Input material:
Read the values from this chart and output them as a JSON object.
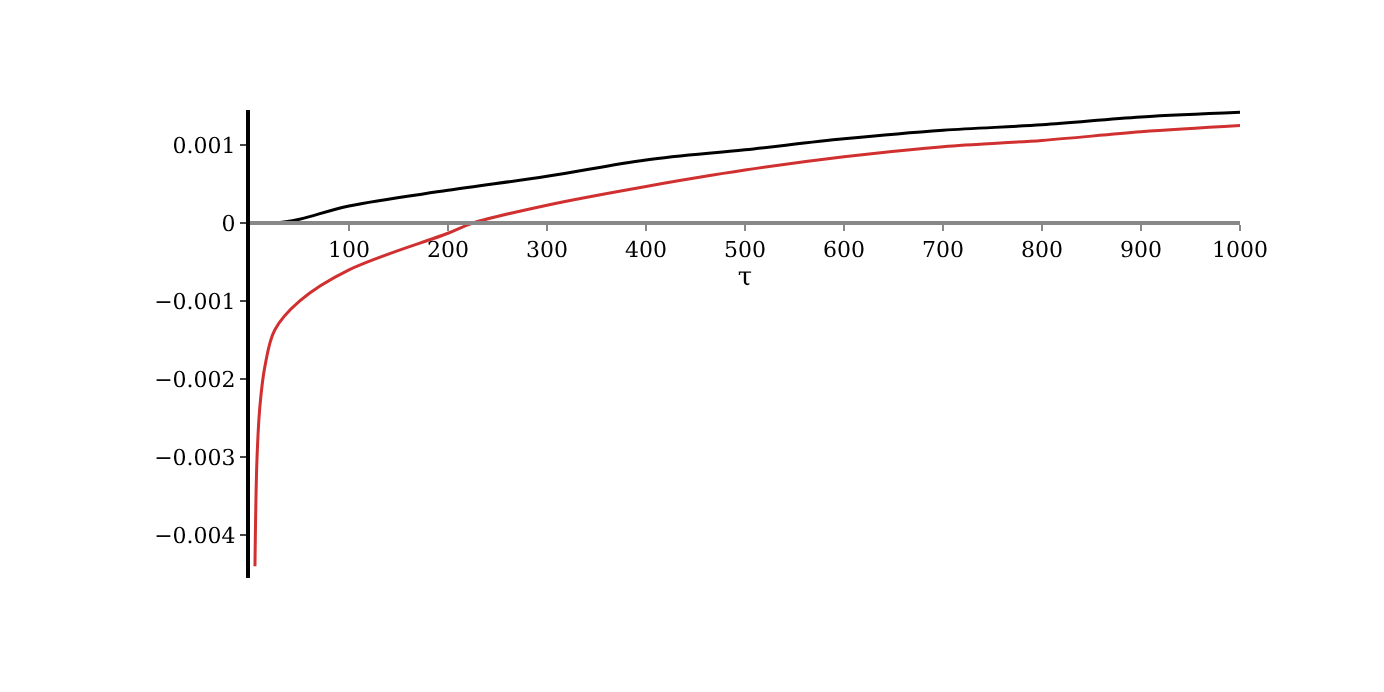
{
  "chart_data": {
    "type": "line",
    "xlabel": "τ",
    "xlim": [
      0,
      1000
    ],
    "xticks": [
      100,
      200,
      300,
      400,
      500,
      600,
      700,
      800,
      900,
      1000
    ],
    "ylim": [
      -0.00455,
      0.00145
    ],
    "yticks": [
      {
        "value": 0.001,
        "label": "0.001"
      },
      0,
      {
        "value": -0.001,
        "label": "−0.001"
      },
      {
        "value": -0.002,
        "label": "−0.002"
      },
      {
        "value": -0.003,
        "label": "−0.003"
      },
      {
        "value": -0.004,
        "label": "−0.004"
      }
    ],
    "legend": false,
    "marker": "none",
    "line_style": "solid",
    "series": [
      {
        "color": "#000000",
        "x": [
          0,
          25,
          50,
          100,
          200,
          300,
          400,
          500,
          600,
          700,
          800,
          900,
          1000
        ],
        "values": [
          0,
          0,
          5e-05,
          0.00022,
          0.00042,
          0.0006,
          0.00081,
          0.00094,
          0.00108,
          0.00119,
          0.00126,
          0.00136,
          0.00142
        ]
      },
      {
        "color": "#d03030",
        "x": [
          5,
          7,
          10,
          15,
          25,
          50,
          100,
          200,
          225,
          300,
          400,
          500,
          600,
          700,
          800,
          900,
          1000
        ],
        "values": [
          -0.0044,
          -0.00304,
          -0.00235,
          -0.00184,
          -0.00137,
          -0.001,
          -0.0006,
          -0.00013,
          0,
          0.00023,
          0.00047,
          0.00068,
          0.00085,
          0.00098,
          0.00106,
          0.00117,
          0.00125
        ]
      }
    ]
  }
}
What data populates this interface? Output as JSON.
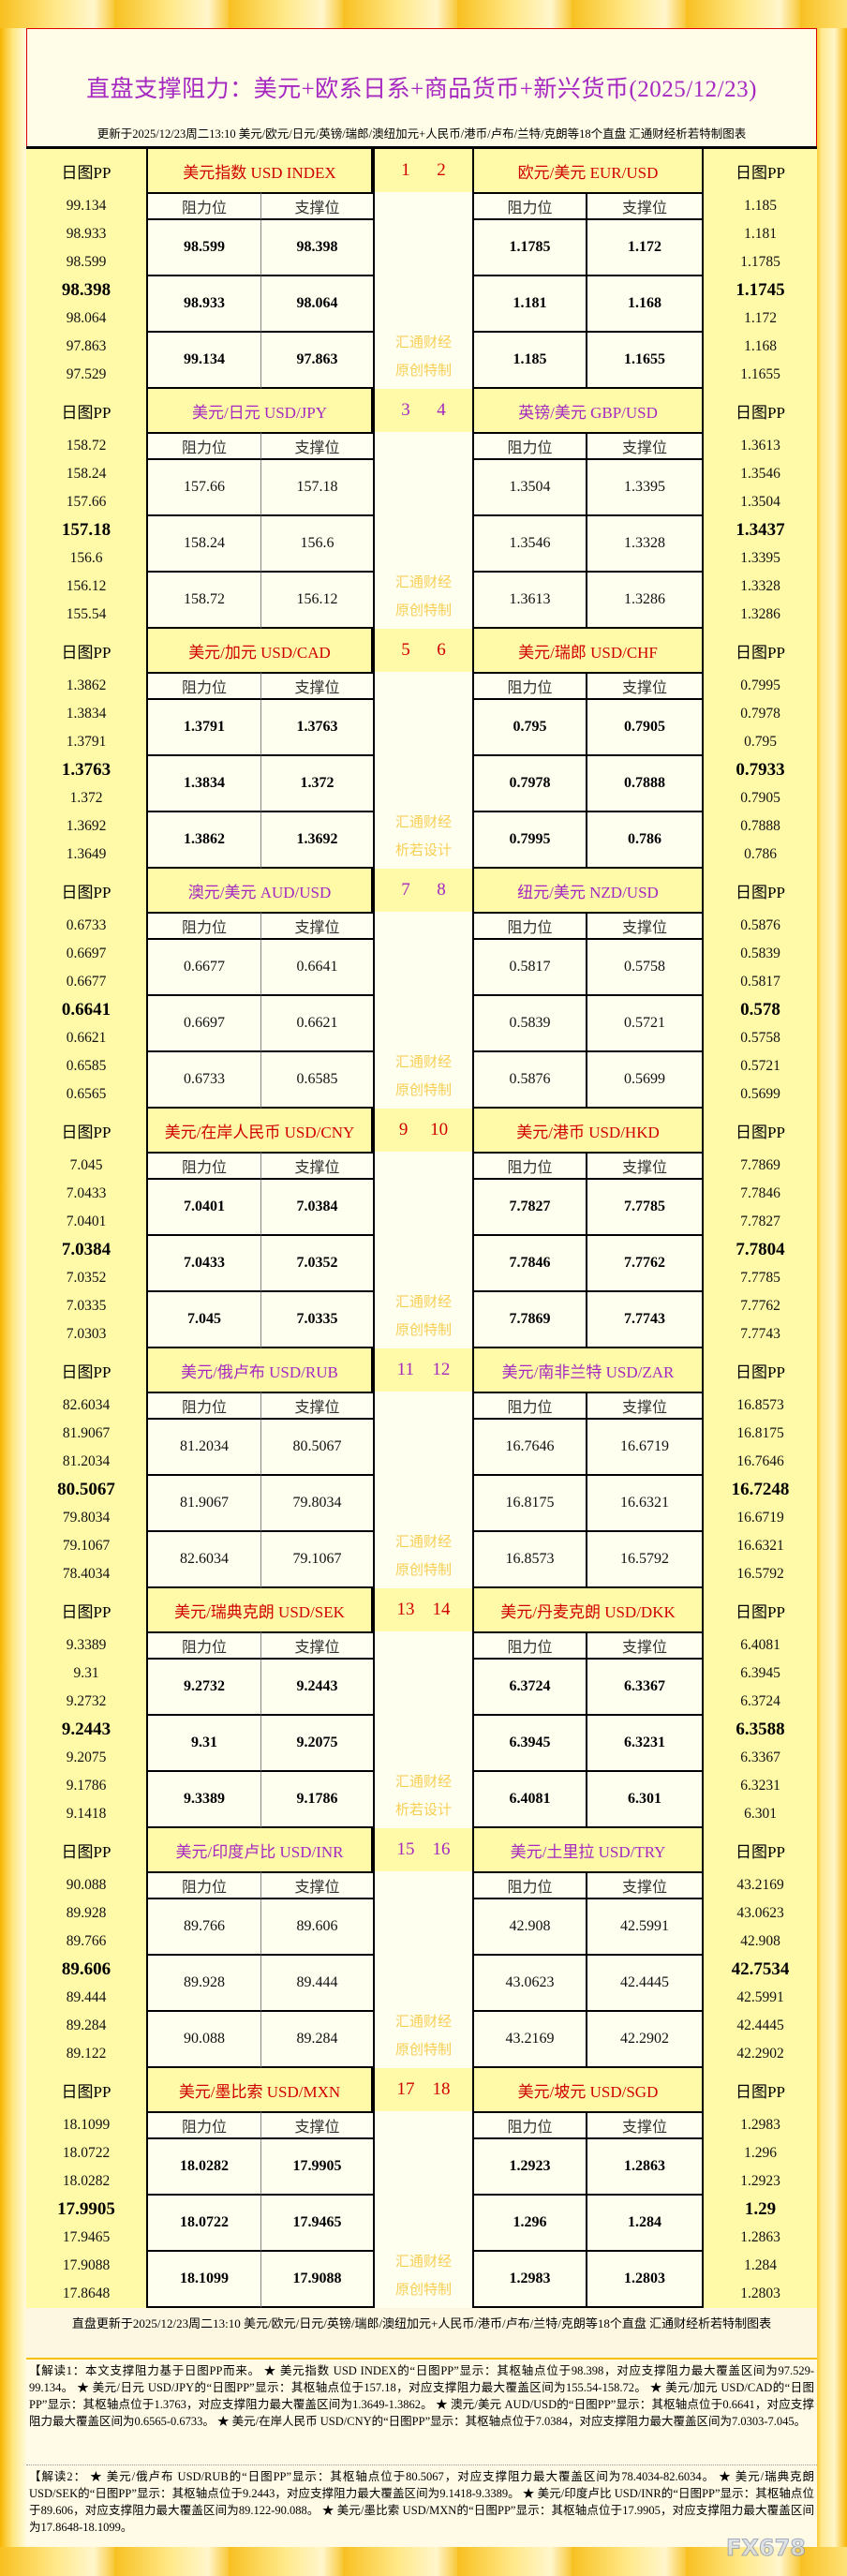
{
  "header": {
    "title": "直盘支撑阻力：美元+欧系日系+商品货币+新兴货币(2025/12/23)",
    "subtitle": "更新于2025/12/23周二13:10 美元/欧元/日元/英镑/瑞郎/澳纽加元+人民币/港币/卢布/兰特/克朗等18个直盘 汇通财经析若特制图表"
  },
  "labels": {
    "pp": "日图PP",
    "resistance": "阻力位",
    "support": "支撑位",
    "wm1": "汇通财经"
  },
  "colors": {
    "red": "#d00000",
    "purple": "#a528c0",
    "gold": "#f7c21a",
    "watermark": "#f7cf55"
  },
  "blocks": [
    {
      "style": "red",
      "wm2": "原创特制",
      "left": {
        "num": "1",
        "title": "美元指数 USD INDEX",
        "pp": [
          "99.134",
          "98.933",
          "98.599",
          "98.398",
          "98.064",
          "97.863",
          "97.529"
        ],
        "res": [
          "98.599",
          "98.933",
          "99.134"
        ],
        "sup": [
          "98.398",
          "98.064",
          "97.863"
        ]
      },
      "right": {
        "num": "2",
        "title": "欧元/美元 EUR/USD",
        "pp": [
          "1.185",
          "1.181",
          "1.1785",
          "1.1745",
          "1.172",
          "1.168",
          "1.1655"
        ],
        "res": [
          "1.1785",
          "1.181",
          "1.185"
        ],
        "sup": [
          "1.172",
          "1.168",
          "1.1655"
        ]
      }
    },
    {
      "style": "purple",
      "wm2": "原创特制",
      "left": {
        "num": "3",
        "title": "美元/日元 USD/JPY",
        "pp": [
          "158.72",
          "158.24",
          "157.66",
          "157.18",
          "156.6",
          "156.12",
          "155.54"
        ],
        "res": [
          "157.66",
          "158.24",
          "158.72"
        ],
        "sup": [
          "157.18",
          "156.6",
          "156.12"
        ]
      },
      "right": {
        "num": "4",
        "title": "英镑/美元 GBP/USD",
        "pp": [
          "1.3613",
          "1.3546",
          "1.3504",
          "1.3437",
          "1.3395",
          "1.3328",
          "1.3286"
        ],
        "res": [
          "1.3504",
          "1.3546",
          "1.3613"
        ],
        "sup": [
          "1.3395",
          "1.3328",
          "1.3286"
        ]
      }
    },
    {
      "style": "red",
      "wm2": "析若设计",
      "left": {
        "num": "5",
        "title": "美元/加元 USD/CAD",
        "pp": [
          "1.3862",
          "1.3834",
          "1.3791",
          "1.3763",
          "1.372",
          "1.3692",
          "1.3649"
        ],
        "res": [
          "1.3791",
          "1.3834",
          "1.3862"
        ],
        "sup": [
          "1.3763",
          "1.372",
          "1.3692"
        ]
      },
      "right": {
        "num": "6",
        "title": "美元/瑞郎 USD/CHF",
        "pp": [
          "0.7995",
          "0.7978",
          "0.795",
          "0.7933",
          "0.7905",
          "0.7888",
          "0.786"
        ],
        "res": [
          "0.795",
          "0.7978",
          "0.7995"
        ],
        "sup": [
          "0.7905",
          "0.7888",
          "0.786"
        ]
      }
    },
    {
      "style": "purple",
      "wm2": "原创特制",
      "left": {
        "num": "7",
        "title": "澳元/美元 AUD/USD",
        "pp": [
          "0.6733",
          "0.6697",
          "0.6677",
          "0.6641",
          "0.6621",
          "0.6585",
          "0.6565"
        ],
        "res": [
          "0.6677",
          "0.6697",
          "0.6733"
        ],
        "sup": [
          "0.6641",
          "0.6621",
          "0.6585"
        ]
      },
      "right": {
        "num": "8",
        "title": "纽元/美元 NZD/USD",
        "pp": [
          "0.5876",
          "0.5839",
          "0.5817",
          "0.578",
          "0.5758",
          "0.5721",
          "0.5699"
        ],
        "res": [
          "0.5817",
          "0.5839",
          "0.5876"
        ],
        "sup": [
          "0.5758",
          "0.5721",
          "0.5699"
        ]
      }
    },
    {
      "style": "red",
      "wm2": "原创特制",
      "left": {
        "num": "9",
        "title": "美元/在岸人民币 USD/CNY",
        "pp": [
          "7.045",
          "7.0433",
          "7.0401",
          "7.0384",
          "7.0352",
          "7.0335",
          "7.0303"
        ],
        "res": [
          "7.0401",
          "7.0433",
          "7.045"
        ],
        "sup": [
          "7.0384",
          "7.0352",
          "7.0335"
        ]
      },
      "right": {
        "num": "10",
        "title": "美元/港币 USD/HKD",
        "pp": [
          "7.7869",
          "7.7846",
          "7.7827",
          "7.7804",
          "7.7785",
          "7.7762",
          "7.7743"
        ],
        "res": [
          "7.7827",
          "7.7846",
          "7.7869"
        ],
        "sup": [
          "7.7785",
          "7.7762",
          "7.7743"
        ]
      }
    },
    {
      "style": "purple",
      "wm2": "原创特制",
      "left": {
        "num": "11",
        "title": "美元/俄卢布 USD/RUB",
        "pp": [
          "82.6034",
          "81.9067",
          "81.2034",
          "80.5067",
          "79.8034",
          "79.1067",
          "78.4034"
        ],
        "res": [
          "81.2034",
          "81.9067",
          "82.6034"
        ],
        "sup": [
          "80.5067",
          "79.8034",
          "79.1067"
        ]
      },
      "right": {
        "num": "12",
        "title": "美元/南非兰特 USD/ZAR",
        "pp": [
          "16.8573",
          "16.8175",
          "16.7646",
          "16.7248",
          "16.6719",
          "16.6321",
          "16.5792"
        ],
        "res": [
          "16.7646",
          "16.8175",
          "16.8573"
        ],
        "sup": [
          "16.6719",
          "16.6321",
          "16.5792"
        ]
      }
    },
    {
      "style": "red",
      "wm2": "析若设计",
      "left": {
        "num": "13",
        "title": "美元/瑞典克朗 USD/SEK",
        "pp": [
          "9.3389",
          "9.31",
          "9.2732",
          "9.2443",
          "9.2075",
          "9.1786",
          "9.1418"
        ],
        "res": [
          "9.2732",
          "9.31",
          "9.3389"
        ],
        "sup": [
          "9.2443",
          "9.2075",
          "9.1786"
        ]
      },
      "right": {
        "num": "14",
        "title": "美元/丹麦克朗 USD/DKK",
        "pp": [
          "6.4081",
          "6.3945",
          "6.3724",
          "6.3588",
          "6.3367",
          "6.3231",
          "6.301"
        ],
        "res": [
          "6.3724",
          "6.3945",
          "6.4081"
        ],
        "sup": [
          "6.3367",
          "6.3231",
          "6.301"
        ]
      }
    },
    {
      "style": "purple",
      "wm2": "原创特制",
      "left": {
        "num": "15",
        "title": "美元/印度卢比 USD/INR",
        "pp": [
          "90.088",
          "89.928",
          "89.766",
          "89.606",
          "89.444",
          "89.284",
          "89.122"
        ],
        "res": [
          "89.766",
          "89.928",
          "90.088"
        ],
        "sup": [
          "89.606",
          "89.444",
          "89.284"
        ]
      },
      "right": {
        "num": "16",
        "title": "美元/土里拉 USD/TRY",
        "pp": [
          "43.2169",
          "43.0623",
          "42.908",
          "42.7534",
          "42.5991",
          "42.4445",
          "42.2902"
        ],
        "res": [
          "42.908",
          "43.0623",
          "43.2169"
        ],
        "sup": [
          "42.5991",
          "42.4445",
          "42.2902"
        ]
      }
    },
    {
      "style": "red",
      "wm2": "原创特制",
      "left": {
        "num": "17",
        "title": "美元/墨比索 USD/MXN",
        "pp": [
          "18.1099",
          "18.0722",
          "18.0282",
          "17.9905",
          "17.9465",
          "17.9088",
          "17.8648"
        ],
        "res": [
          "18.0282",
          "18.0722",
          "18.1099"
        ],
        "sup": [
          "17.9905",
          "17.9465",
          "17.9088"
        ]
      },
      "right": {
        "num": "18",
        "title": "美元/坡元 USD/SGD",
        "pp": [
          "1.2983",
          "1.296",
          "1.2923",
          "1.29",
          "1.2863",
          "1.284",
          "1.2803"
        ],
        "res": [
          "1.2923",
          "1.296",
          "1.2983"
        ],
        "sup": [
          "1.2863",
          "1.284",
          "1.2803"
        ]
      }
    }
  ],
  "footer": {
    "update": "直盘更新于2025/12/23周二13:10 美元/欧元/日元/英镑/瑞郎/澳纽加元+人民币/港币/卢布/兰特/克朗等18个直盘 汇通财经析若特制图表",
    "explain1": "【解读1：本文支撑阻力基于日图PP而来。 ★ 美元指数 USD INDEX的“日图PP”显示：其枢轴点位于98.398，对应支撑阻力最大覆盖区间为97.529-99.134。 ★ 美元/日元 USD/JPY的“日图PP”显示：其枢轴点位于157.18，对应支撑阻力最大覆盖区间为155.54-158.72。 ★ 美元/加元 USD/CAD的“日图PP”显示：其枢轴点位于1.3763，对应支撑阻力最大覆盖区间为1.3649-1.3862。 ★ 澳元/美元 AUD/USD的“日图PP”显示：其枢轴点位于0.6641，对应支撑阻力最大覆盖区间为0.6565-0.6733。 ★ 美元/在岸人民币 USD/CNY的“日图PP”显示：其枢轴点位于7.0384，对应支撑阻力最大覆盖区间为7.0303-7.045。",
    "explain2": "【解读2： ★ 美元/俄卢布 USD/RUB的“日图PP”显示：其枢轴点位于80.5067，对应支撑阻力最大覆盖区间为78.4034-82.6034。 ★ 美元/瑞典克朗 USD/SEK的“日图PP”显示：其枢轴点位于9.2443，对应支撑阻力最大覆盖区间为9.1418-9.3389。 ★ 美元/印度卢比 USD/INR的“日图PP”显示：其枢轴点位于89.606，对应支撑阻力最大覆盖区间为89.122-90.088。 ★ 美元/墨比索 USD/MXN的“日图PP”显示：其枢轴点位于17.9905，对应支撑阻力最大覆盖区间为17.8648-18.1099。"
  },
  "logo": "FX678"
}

--

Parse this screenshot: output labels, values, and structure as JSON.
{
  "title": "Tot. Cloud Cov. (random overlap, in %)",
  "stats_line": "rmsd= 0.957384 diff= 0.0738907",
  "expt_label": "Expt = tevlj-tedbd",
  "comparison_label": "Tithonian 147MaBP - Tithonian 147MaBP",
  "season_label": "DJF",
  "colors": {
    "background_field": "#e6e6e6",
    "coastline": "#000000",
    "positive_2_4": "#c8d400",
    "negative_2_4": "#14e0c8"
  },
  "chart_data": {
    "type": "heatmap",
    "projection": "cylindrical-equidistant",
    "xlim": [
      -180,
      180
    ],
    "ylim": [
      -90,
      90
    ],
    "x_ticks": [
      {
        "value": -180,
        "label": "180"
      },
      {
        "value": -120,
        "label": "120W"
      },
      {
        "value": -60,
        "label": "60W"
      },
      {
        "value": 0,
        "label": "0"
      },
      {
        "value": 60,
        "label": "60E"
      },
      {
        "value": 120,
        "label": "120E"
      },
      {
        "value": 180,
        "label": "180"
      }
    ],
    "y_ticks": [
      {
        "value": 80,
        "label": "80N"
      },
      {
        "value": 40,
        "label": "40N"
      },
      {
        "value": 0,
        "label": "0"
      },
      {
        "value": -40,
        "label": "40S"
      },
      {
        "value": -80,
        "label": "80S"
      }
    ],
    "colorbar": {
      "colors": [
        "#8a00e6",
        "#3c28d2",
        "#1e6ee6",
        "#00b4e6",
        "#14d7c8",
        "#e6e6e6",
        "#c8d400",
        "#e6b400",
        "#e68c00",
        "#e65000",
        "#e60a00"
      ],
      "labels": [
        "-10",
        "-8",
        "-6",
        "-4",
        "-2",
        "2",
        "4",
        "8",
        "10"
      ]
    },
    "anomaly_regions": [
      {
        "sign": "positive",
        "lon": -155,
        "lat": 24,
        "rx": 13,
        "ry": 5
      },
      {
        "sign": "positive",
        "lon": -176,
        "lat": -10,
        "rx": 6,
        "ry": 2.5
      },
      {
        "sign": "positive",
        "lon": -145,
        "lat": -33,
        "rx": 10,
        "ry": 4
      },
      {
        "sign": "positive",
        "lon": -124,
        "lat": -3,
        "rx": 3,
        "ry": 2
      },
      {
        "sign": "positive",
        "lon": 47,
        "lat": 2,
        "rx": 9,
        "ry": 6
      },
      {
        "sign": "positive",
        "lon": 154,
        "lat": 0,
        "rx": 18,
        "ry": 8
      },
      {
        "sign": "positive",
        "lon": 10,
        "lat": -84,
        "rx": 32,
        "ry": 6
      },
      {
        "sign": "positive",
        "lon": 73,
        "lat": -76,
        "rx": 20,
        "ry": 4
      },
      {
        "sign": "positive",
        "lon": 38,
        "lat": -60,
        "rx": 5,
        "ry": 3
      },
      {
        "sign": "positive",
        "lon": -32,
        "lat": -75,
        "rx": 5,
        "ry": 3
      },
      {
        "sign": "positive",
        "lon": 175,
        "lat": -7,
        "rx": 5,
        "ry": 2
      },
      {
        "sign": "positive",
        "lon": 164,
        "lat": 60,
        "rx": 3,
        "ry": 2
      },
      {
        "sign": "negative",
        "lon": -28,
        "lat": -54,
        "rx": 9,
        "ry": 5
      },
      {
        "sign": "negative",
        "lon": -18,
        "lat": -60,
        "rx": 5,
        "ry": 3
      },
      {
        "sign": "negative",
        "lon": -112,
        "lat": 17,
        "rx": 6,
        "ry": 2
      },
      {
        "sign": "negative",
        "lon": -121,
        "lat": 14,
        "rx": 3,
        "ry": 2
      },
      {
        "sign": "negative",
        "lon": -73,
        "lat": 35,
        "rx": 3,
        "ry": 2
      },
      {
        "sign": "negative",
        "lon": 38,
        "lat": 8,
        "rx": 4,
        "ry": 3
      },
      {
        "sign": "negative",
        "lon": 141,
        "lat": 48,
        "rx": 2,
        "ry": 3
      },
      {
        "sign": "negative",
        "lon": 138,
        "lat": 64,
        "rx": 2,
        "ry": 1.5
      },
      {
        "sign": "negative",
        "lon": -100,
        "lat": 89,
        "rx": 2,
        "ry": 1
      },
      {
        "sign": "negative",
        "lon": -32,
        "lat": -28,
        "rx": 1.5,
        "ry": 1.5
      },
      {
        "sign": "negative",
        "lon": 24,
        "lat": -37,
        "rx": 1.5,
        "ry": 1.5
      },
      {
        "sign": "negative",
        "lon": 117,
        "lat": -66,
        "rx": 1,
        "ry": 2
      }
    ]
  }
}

Task prompt: Copy out each line of the records where the string "this" appears.

Full output:
Read the values from this chart and output them as a JSON object.
What data populates this interface? Output as JSON.
Parse this screenshot: output labels, values, and structure as JSON.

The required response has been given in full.